§ **STATED TASK**
Copy out all the entries exactly.

§ **PROVIDED DATA**
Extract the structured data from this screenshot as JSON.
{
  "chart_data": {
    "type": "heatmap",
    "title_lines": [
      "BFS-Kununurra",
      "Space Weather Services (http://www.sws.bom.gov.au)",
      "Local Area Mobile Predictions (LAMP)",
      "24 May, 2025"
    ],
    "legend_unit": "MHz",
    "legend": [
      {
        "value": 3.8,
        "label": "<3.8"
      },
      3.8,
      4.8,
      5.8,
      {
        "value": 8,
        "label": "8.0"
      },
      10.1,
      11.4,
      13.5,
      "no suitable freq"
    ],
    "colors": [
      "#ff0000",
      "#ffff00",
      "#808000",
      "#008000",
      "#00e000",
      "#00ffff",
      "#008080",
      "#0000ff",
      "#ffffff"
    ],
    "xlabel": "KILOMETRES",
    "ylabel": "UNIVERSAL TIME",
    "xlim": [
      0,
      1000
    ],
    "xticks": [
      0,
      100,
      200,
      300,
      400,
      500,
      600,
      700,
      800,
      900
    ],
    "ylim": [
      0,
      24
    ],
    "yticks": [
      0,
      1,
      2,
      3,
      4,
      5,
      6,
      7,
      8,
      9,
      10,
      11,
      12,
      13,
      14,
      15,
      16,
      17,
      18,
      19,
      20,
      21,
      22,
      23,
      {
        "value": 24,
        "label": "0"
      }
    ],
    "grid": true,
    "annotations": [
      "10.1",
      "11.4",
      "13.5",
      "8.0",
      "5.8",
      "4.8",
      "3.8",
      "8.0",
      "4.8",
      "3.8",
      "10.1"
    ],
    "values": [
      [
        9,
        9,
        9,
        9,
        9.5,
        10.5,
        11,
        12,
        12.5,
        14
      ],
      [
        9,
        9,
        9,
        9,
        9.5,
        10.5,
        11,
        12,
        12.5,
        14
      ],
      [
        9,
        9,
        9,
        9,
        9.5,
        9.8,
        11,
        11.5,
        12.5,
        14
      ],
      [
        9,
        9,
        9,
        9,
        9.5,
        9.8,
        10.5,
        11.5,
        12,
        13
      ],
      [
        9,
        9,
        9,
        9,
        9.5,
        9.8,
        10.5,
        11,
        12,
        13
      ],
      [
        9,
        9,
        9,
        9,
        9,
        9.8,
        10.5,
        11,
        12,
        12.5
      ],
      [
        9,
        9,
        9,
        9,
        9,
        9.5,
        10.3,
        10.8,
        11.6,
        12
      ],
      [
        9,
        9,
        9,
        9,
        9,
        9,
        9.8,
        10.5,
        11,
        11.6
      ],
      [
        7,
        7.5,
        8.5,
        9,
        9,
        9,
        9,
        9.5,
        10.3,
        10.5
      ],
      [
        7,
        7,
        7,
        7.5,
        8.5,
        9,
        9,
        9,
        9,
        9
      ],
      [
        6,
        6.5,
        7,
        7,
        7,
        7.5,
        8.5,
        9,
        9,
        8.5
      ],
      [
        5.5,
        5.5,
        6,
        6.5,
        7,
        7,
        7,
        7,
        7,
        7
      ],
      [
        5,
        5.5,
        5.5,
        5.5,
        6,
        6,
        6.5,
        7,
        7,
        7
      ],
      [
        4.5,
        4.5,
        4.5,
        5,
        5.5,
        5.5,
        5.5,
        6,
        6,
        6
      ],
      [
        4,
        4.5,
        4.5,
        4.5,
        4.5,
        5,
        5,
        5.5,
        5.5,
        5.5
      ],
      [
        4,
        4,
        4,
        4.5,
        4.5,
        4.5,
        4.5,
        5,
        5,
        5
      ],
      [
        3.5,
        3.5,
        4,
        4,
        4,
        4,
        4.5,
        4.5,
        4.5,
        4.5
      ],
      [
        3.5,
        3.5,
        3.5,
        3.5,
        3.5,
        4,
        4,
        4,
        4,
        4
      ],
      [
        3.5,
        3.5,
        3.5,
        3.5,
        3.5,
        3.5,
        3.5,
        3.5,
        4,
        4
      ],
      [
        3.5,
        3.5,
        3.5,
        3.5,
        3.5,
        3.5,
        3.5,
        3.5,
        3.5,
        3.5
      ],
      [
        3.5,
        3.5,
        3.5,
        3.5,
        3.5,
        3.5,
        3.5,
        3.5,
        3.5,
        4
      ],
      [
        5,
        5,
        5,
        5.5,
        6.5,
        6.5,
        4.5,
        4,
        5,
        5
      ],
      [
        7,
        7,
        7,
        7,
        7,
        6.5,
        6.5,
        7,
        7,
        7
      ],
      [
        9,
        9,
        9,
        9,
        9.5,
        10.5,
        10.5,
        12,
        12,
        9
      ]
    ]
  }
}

§ **ANSWER TO THIS EXERCISE**
Extract the structured data from this screenshot as JSON.
{
  "chart_data": {
    "type": "heatmap",
    "title_lines": [
      "BFS-Kununurra",
      "Space Weather Services (http://www.sws.bom.gov.au)",
      "Local Area Mobile Predictions (LAMP)",
      "24 May, 2025"
    ],
    "legend_unit": "MHz",
    "legend": [
      {
        "value": 3.8,
        "label": "<3.8"
      },
      3.8,
      4.8,
      5.8,
      {
        "value": 8,
        "label": "8.0"
      },
      10.1,
      11.4,
      13.5,
      "no suitable freq"
    ],
    "colors": [
      "#ff0000",
      "#ffff00",
      "#808000",
      "#008000",
      "#00e000",
      "#00ffff",
      "#008080",
      "#0000ff",
      "#ffffff"
    ],
    "xlabel": "KILOMETRES",
    "ylabel": "UNIVERSAL TIME",
    "xlim": [
      0,
      1000
    ],
    "xticks": [
      0,
      100,
      200,
      300,
      400,
      500,
      600,
      700,
      800,
      900
    ],
    "ylim": [
      0,
      24
    ],
    "yticks": [
      0,
      1,
      2,
      3,
      4,
      5,
      6,
      7,
      8,
      9,
      10,
      11,
      12,
      13,
      14,
      15,
      16,
      17,
      18,
      19,
      20,
      21,
      22,
      23,
      {
        "value": 24,
        "label": "0"
      }
    ],
    "grid": true,
    "annotations": [
      "10.1",
      "11.4",
      "13.5",
      "8.0",
      "5.8",
      "4.8",
      "3.8",
      "8.0",
      "4.8",
      "3.8",
      "10.1"
    ],
    "values": [
      [
        9,
        9,
        9,
        9,
        9.5,
        10.5,
        11,
        12,
        12.5,
        14
      ],
      [
        9,
        9,
        9,
        9,
        9.5,
        10.5,
        11,
        12,
        12.5,
        14
      ],
      [
        9,
        9,
        9,
        9,
        9.5,
        9.8,
        11,
        11.5,
        12.5,
        14
      ],
      [
        9,
        9,
        9,
        9,
        9.5,
        9.8,
        10.5,
        11.5,
        12,
        13
      ],
      [
        9,
        9,
        9,
        9,
        9.5,
        9.8,
        10.5,
        11,
        12,
        13
      ],
      [
        9,
        9,
        9,
        9,
        9,
        9.8,
        10.5,
        11,
        12,
        12.5
      ],
      [
        9,
        9,
        9,
        9,
        9,
        9.5,
        10.3,
        10.8,
        11.6,
        12
      ],
      [
        9,
        9,
        9,
        9,
        9,
        9,
        9.8,
        10.5,
        11,
        11.6
      ],
      [
        7,
        7.5,
        8.5,
        9,
        9,
        9,
        9,
        9.5,
        10.3,
        10.5
      ],
      [
        7,
        7,
        7,
        7.5,
        8.5,
        9,
        9,
        9,
        9,
        9
      ],
      [
        6,
        6.5,
        7,
        7,
        7,
        7.5,
        8.5,
        9,
        9,
        8.5
      ],
      [
        5.5,
        5.5,
        6,
        6.5,
        7,
        7,
        7,
        7,
        7,
        7
      ],
      [
        5,
        5.5,
        5.5,
        5.5,
        6,
        6,
        6.5,
        7,
        7,
        7
      ],
      [
        4.5,
        4.5,
        4.5,
        5,
        5.5,
        5.5,
        5.5,
        6,
        6,
        6
      ],
      [
        4,
        4.5,
        4.5,
        4.5,
        4.5,
        5,
        5,
        5.5,
        5.5,
        5.5
      ],
      [
        4,
        4,
        4,
        4.5,
        4.5,
        4.5,
        4.5,
        5,
        5,
        5
      ],
      [
        3.5,
        3.5,
        4,
        4,
        4,
        4,
        4.5,
        4.5,
        4.5,
        4.5
      ],
      [
        3.5,
        3.5,
        3.5,
        3.5,
        3.5,
        4,
        4,
        4,
        4,
        4
      ],
      [
        3.5,
        3.5,
        3.5,
        3.5,
        3.5,
        3.5,
        3.5,
        3.5,
        4,
        4
      ],
      [
        3.5,
        3.5,
        3.5,
        3.5,
        3.5,
        3.5,
        3.5,
        3.5,
        3.5,
        3.5
      ],
      [
        3.5,
        3.5,
        3.5,
        3.5,
        3.5,
        3.5,
        3.5,
        3.5,
        3.5,
        4
      ],
      [
        5,
        5,
        5,
        5.5,
        6.5,
        6.5,
        4.5,
        4,
        5,
        5
      ],
      [
        7,
        7,
        7,
        7,
        7,
        6.5,
        6.5,
        7,
        7,
        7
      ],
      [
        9,
        9,
        9,
        9,
        9.5,
        10.5,
        10.5,
        12,
        12,
        9
      ]
    ]
  }
}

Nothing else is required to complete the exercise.